STATED PROBLEM: Would it be possible to write out each entry below exactly, without the pictures?

TASK INPUTS:
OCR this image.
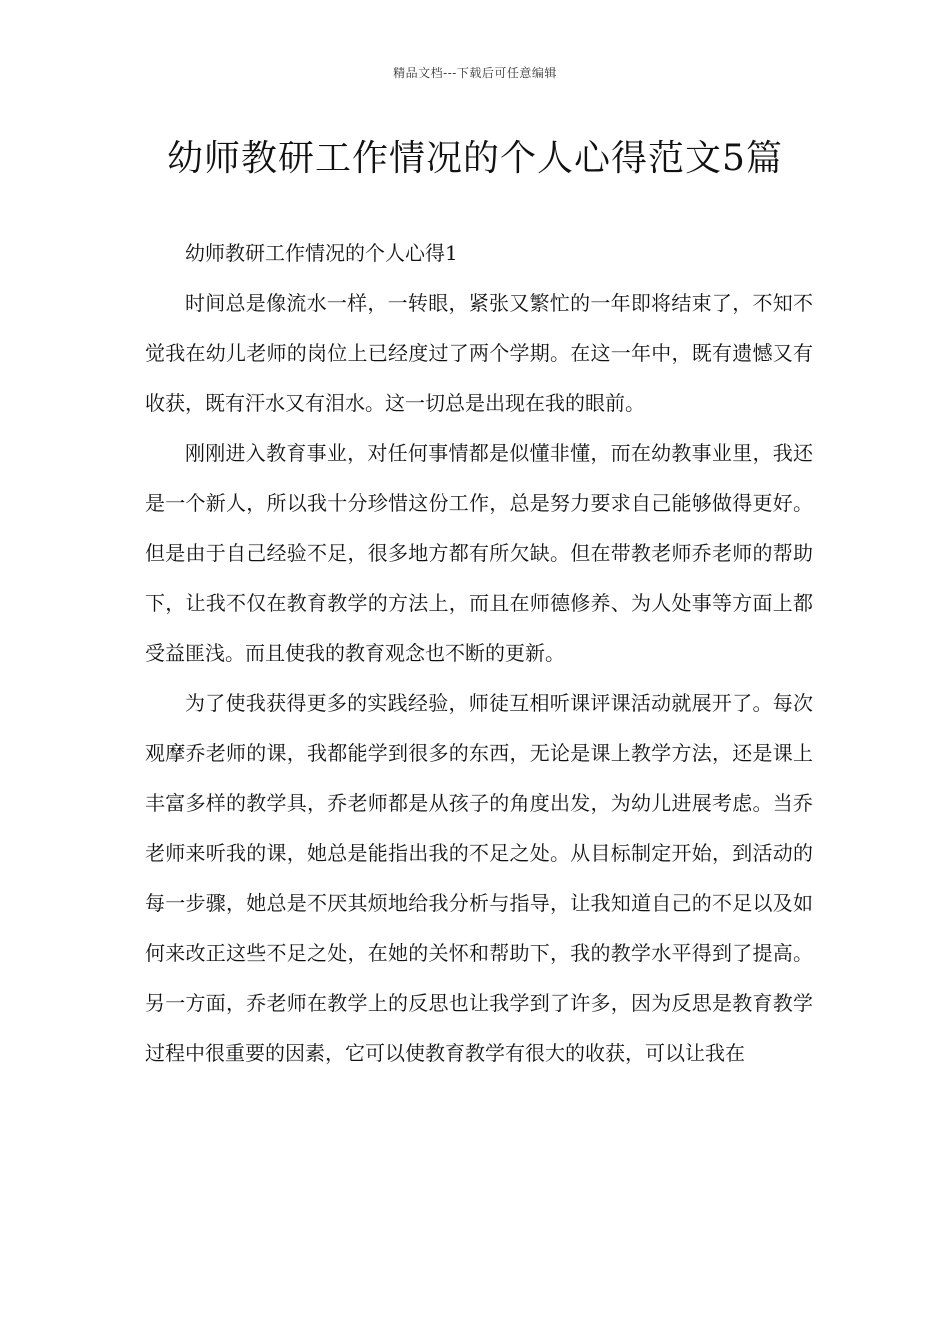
精品文档---下载后可任意编辑
幼师教研工作情况的个人心得范文5篇

幼师教研工作情况的个人心得1

时间总是像流水一样，一转眼，紧张又繁忙的一年即将结束了，不知不觉我在幼儿老师的岗位上已经度过了两个学期。在这一年中，既有遗憾又有收获，既有汗水又有泪水。这一切总是出现在我的眼前。

刚刚进入教育事业，对任何事情都是似懂非懂，而在幼教事业里，我还是一个新人，所以我十分珍惜这份工作，总是努力要求自己能够做得更好。但是由于自己经验不足，很多地方都有所欠缺。但在带教老师乔老师的帮助下，让我不仅在教育教学的方法上，而且在师德修养、为人处事等方面上都受益匪浅。而且使我的教育观念也不断的更新。

为了使我获得更多的实践经验，师徒互相听课评课活动就展开了。每次观摩乔老师的课，我都能学到很多的东西，无论是课上教学方法，还是课上丰富多样的教学具，乔老师都是从孩子的角度出发，为幼儿进展考虑。当乔老师来听我的课，她总是能指出我的不足之处。从目标制定开始，到活动的每一步骤，她总是不厌其烦地给我分析与指导，让我知道自己的不足以及如何来改正这些不足之处，在她的关怀和帮助下，我的教学水平得到了提高。另一方面，乔老师在教学上的反思也让我学到了许多，因为反思是教育教学过程中很重要的因素，它可以使教育教学有很大的收获，可以让我在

ANSWER TO THIS PROBLEM:
OCR this image.
精品文档---下载后可任意编辑
幼师教研工作情况的个人心得范文5篇

幼师教研工作情况的个人心得1

时间总是像流水一样，一转眼，紧张又繁忙的一年即将结束了，不知不觉我在幼儿老师的岗位上已经度过了两个学期。在这一年中，既有遗憾又有收获，既有汗水又有泪水。这一切总是出现在我的眼前。

刚刚进入教育事业，对任何事情都是似懂非懂，而在幼教事业里，我还是一个新人，所以我十分珍惜这份工作，总是努力要求自己能够做得更好。但是由于自己经验不足，很多地方都有所欠缺。但在带教老师乔老师的帮助下，让我不仅在教育教学的方法上，而且在师德修养、为人处事等方面上都受益匪浅。而且使我的教育观念也不断的更新。

为了使我获得更多的实践经验，师徒互相听课评课活动就展开了。每次观摩乔老师的课，我都能学到很多的东西，无论是课上教学方法，还是课上丰富多样的教学具，乔老师都是从孩子的角度出发，为幼儿进展考虑。当乔老师来听我的课，她总是能指出我的不足之处。从目标制定开始，到活动的每一步骤，她总是不厌其烦地给我分析与指导，让我知道自己的不足以及如何来改正这些不足之处，在她的关怀和帮助下，我的教学水平得到了提高。另一方面，乔老师在教学上的反思也让我学到了许多，因为反思是教育教学过程中很重要的因素，它可以使教育教学有很大的收获，可以让我在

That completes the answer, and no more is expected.